● Exercise aim:
In the listing below, find every line containing "three" and copy it out.
═══ Material supplied
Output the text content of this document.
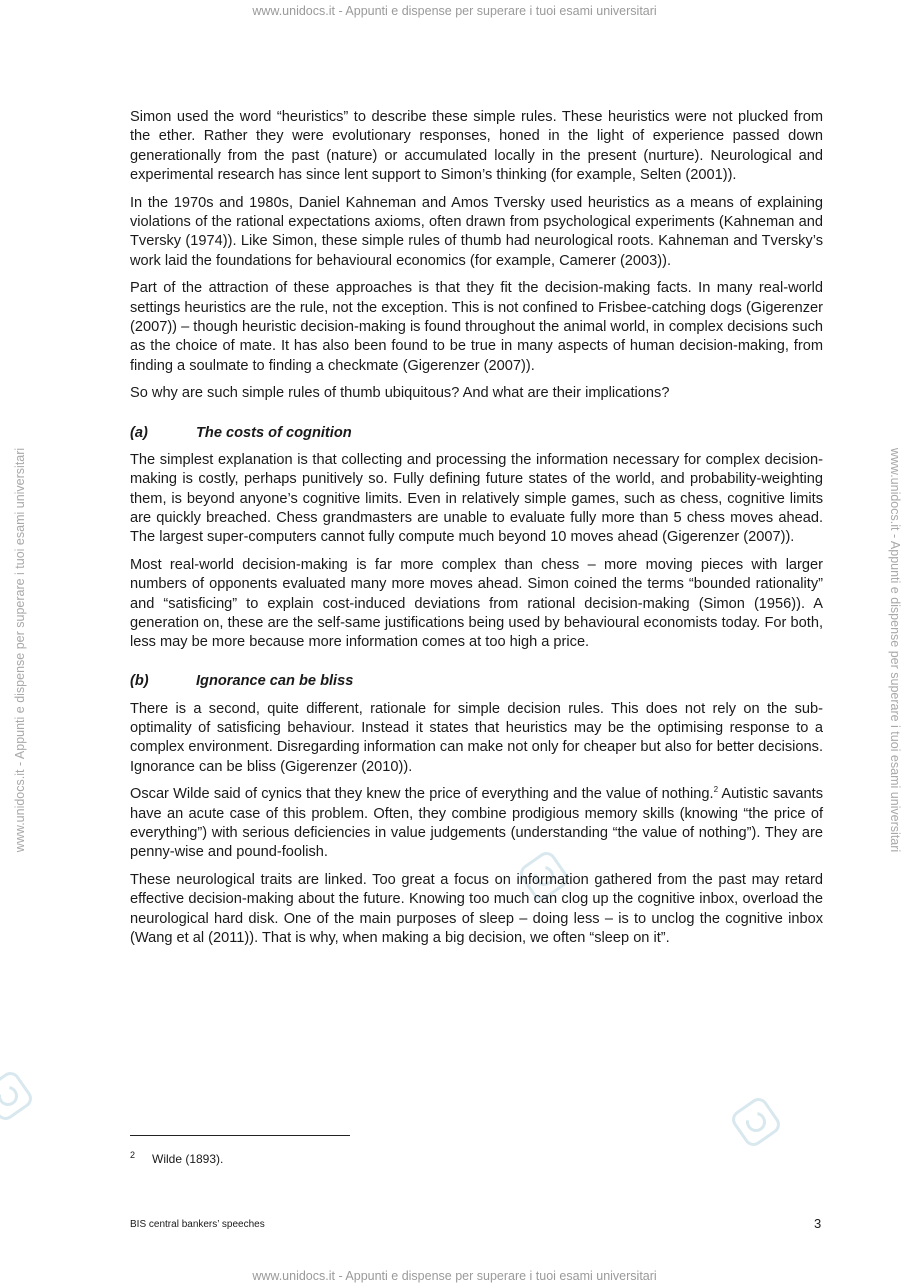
www.unidocs.it - Appunti e dispense per superare i tuoi esami universitari
www.unidocs.it - Appunti e dispense per superare i tuoi esami universitari	www.unidocs.it - Appunti e dispense per superare i tuoi esami universitari

Simon used the word “heuristics” to describe these simple rules. These heuristics were not plucked from the ether. Rather they were evolutionary responses, honed in the light of experience passed down generationally from the past (nature) or accumulated locally in the present (nurture). Neurological and experimental research has since lent support to Simon’s thinking (for example, Selten (2001)).

In the 1970s and 1980s, Daniel Kahneman and Amos Tversky used heuristics as a means of explaining violations of the rational expectations axioms, often drawn from psychological experiments (Kahneman and Tversky (1974)). Like Simon, these simple rules of thumb had neurological roots. Kahneman and Tversky’s work laid the foundations for behavioural economics (for example, Camerer (2003)).

Part of the attraction of these approaches is that they fit the decision-making facts. In many real-world settings heuristics are the rule, not the exception. This is not confined to Frisbee-catching dogs (Gigerenzer (2007)) – though heuristic decision-making is found throughout the animal world, in complex decisions such as the choice of mate. It has also been found to be true in many aspects of human decision-making, from finding a soulmate to finding a checkmate (Gigerenzer (2007)).

So why are such simple rules of thumb ubiquitous? And what are their implications?

(a)	The costs of cognition

The simplest explanation is that collecting and processing the information necessary for complex decision-making is costly, perhaps punitively so. Fully defining future states of the world, and probability-weighting them, is beyond anyone’s cognitive limits. Even in relatively simple games, such as chess, cognitive limits are quickly breached. Chess grandmasters are unable to evaluate fully more than 5 chess moves ahead. The largest super-computers cannot fully compute much beyond 10 moves ahead (Gigerenzer (2007)).

Most real-world decision-making is far more complex than chess – more moving pieces with larger numbers of opponents evaluated many more moves ahead. Simon coined the terms “bounded rationality” and “satisficing” to explain cost-induced deviations from rational decision-making (Simon (1956)). A generation on, these are the self-same justifications being used by behavioural economists today. For both, less may be more because more information comes at too high a price.

(b)	Ignorance can be bliss

There is a second, quite different, rationale for simple decision rules. This does not rely on the sub-optimality of satisficing behaviour. Instead it states that heuristics may be the optimising response to a complex environment. Disregarding information can make not only for cheaper but also for better decisions. Ignorance can be bliss (Gigerenzer (2010)).

Oscar Wilde said of cynics that they knew the price of everything and the value of nothing.$^2$ Autistic savants have an acute case of this problem. Often, they combine prodigious memory skills (knowing “the price of everything”) with serious deficiencies in value judgements (understanding “the value of nothing”). They are penny-wise and pound-foolish.

These neurological traits are linked. Too great a focus on information gathered from the past may retard effective decision-making about the future. Knowing too much can clog up the cognitive inbox, overload the neurological hard disk. One of the main purposes of sleep – doing less – is to unclog the cognitive inbox (Wang et al (2011)). That is why, when making a big decision, we often “sleep on it”.

2	Wilde (1893).
BIS central bankers’ speeches	3
www.unidocs.it - Appunti e dispense per superare i tuoi esami universitari
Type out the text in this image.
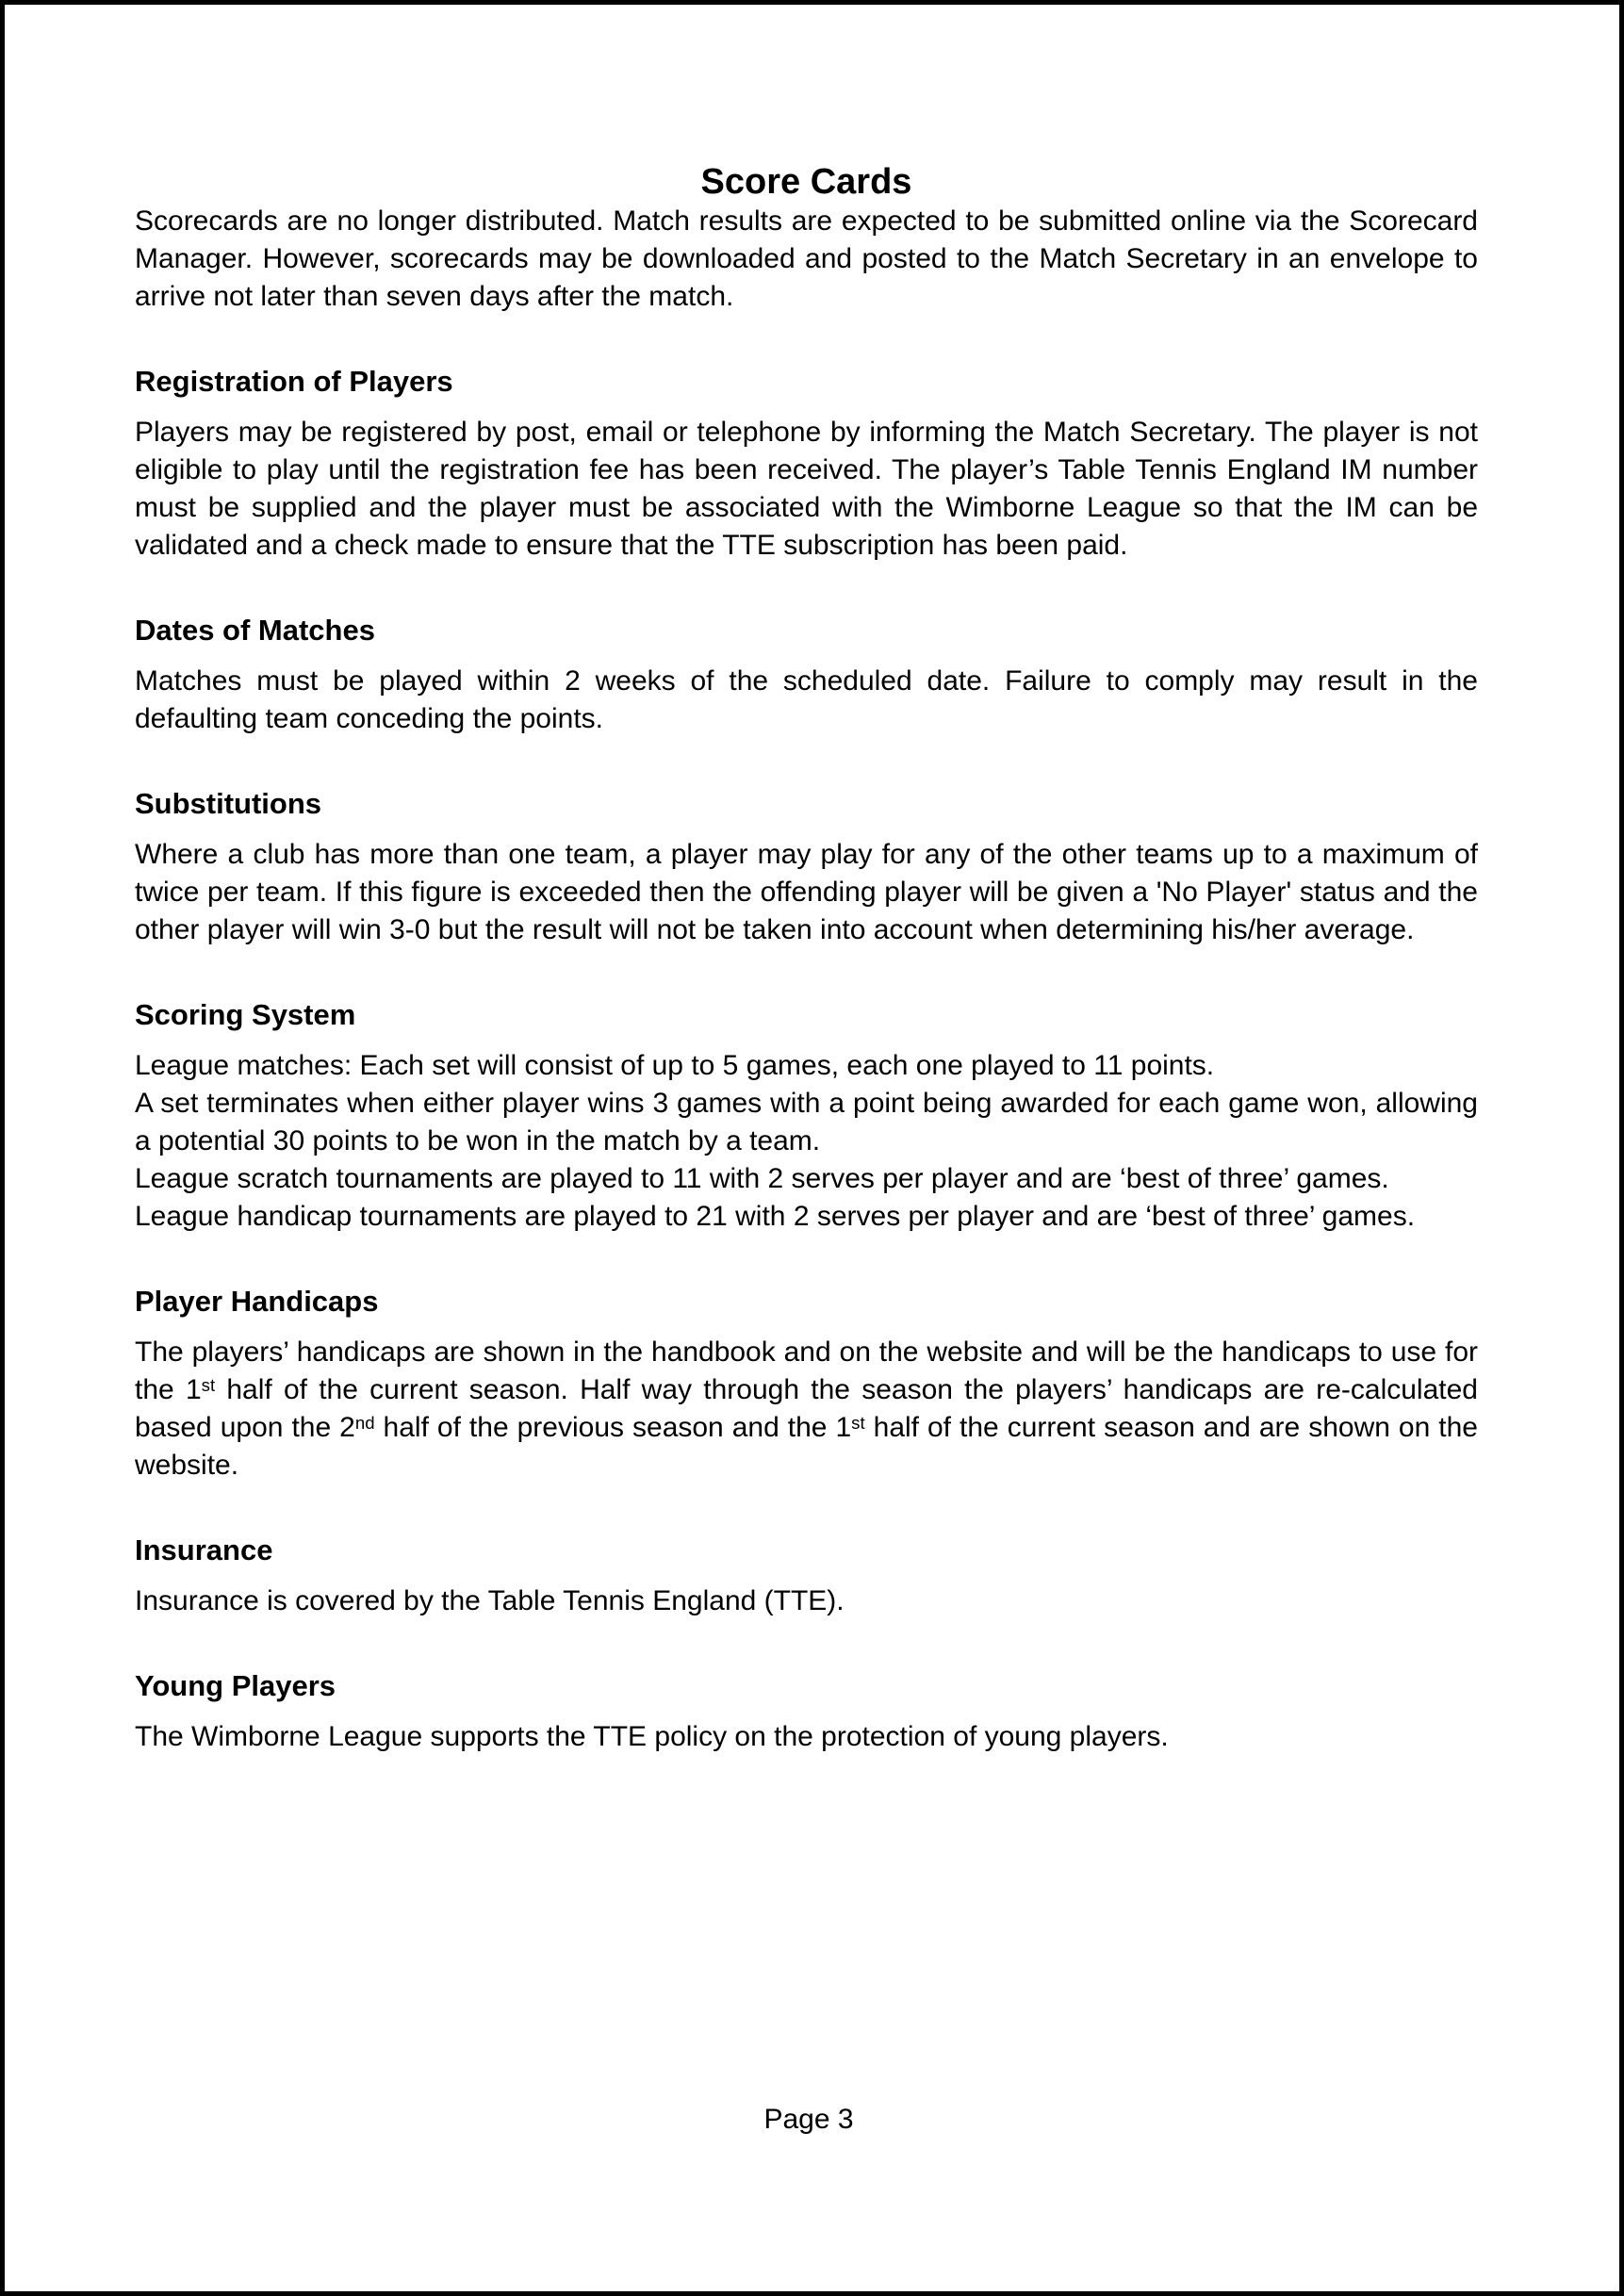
Score Cards

Scorecards are no longer distributed. Match results are expected to be submitted online via the Scorecard Manager. However, scorecards may be downloaded and posted to the Match Secretary in an envelope to arrive not later than seven days after the match.

Registration of Players

Players may be registered by post, email or telephone by informing the Match Secretary. The player is not eligible to play until the registration fee has been received. The player’s Table Tennis England IM number must be supplied and the player must be associated with the Wimborne League so that the IM can be validated and a check made to ensure that the TTE subscription has been paid.

Dates of Matches

Matches must be played within 2 weeks of the scheduled date. Failure to comply may result in the defaulting team conceding the points.

Substitutions

Where a club has more than one team, a player may play for any of the other teams up to a maximum of twice per team. If this figure is exceeded then the offending player will be given a 'No Player' status and the other player will win 3-0 but the result will not be taken into account when determining his/her average.

Scoring System

League matches: Each set will consist of up to 5 games, each one played to 11 points.

A set terminates when either player wins 3 games with a point being awarded for each game won, allowing a potential 30 points to be won in the match by a team.

League scratch tournaments are played to 11 with 2 serves per player and are ‘best of three’ games.

League handicap tournaments are played to 21 with 2 serves per player and are ‘best of three’ games.

Player Handicaps

The players’ handicaps are shown in the handbook and on the website and will be the handicaps to use for the 1st half of the current season. Half way through the season the players’ handicaps are re-calculated based upon the 2nd half of the previous season and the 1st half of the current season and are shown on the website.

Insurance

Insurance is covered by the Table Tennis England (TTE).

Young Players

The Wimborne League supports the TTE policy on the protection of young players.

Page 3
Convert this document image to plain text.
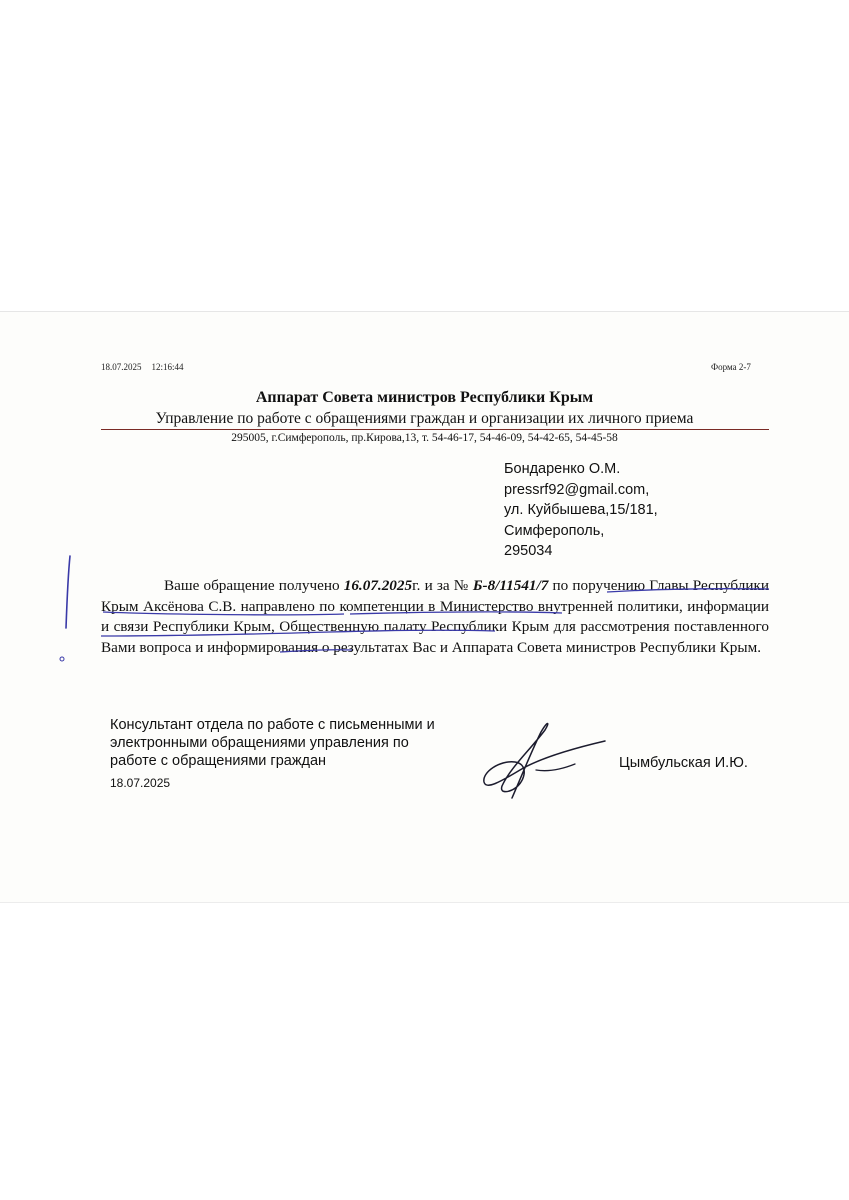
18.07.2025 12:16:44	Форма 2-7
Аппарат Совета министров Республики Крым
Управление по работе с обращениями граждан и организации их личного приема
295005, г.Симферополь, пр.Кирова,13, т. 54-46-17, 54-46-09, 54-42-65, 54-45-58
Бондаренко О.М.
pressrf92@gmail.com,
ул. Куйбышева,15/181,
Симферополь,
295034
Ваше обращение получено 16.07.2025г. и за № Б-8/11541/7 по поручению Главы Республики Крым Аксёнова С.В. направлено по компетенции в Министерство внутренней политики, информации и связи Республики Крым, Общественную палату Республики Крым для рассмотрения поставленного Вами вопроса и информирования о результатах Вас и Аппарата Совета министров Республики Крым.
Консультант отдела по работе с письменными и
электронными обращениями управления по
работе с обращениями граждан
18.07.2025
Цымбульская И.Ю.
══════
● Reply:
League scratch tournaments are played to 11 with 2 serves per player and are ‘best of three’ games.
League handicap tournaments are played to 21 with 2 serves per player and are ‘best of three’ games.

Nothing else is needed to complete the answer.